[begin Data for this exercise]

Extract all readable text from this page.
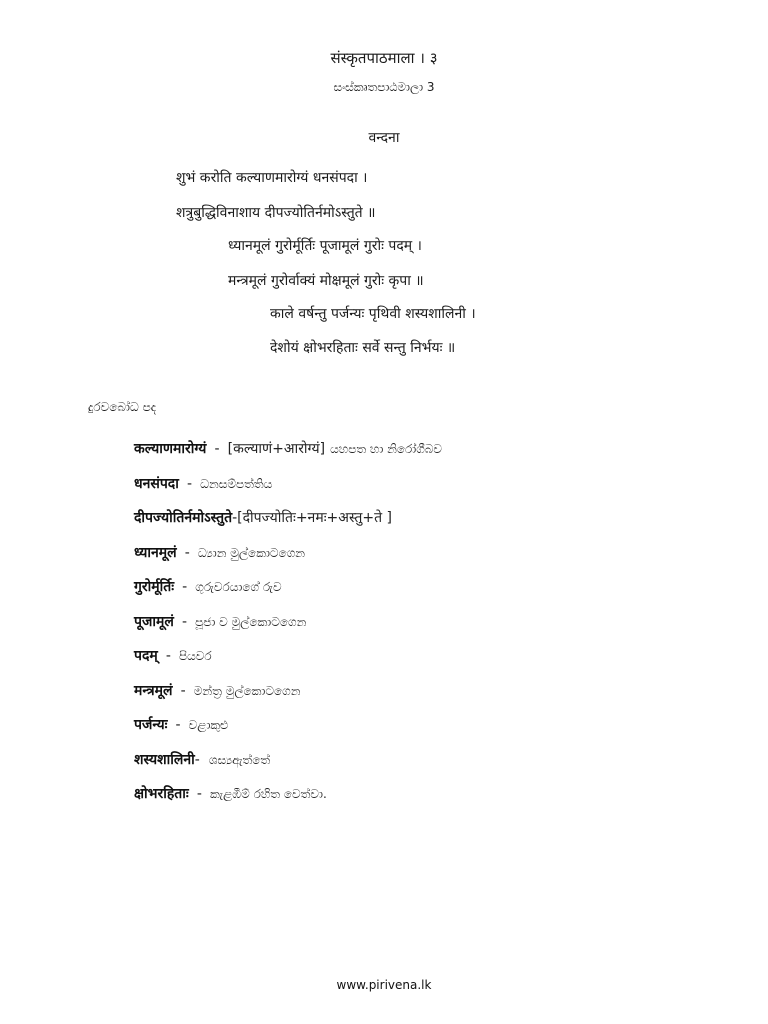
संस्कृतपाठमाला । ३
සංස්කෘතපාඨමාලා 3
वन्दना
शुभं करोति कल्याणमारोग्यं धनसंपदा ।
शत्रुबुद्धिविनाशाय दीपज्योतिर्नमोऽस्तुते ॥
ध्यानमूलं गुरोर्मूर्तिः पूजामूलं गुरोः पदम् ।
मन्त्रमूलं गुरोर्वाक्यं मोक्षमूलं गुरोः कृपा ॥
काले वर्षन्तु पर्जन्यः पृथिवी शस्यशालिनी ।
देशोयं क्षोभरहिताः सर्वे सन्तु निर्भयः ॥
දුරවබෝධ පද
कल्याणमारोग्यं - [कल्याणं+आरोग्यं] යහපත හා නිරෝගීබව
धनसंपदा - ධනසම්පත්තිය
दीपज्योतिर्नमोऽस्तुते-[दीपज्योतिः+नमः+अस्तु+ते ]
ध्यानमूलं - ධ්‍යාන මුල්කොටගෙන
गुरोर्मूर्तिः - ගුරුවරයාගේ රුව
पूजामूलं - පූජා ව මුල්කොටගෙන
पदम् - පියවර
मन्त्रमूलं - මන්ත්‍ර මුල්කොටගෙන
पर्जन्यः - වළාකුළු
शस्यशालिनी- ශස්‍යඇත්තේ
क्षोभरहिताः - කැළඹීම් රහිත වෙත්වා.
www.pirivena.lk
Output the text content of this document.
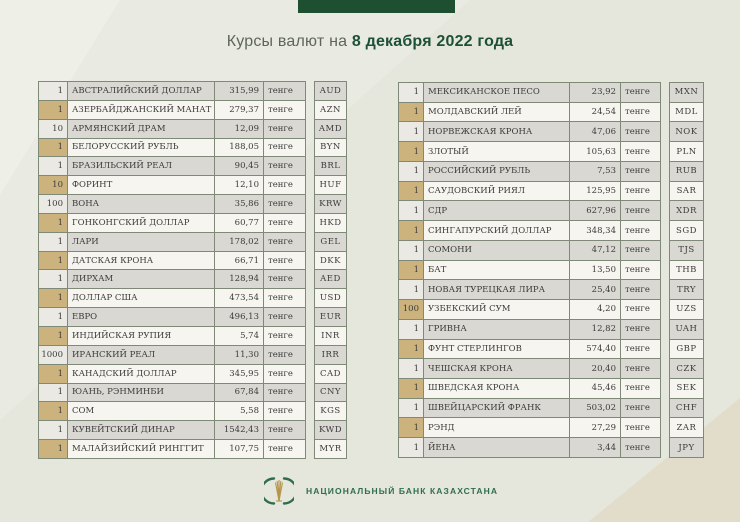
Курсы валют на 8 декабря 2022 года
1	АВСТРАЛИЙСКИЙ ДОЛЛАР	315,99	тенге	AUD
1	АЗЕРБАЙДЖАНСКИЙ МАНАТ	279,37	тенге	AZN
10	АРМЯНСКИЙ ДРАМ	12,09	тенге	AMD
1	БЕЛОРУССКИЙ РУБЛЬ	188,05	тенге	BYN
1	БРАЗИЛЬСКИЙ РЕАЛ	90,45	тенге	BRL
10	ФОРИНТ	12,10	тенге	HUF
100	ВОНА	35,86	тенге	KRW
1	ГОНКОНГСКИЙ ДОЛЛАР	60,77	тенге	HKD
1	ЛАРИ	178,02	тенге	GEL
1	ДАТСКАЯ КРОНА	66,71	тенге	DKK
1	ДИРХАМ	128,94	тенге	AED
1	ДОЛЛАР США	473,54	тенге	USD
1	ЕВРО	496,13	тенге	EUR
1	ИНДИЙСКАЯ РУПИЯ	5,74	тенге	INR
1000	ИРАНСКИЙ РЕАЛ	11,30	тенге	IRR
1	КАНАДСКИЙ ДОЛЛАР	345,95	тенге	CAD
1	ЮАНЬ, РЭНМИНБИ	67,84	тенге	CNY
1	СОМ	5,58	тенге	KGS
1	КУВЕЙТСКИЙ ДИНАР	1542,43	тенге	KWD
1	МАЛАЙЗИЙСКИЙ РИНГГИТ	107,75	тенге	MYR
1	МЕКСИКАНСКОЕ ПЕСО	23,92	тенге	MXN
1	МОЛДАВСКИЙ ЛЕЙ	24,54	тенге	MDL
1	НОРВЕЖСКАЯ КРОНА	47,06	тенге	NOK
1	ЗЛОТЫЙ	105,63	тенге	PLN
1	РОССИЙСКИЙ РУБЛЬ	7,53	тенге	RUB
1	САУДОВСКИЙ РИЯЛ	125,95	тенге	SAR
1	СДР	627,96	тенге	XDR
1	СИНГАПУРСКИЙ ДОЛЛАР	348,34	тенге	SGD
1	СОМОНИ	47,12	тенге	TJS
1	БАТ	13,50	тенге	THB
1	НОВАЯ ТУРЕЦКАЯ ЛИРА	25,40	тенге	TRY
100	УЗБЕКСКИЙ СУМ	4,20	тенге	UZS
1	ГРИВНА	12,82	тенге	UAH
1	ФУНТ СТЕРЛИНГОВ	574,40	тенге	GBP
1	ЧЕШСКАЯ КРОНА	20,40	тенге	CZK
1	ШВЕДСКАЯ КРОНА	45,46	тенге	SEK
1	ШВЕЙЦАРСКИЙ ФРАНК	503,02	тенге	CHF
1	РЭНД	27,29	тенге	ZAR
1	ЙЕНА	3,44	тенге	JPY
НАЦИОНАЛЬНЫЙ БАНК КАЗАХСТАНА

[end Data for this exercise]

- _Written instruction_
Search the entries for the word "text" and copy every line that has it.

- _Answer to the task_
Extract all readable text from this page.
Output the text content of this document.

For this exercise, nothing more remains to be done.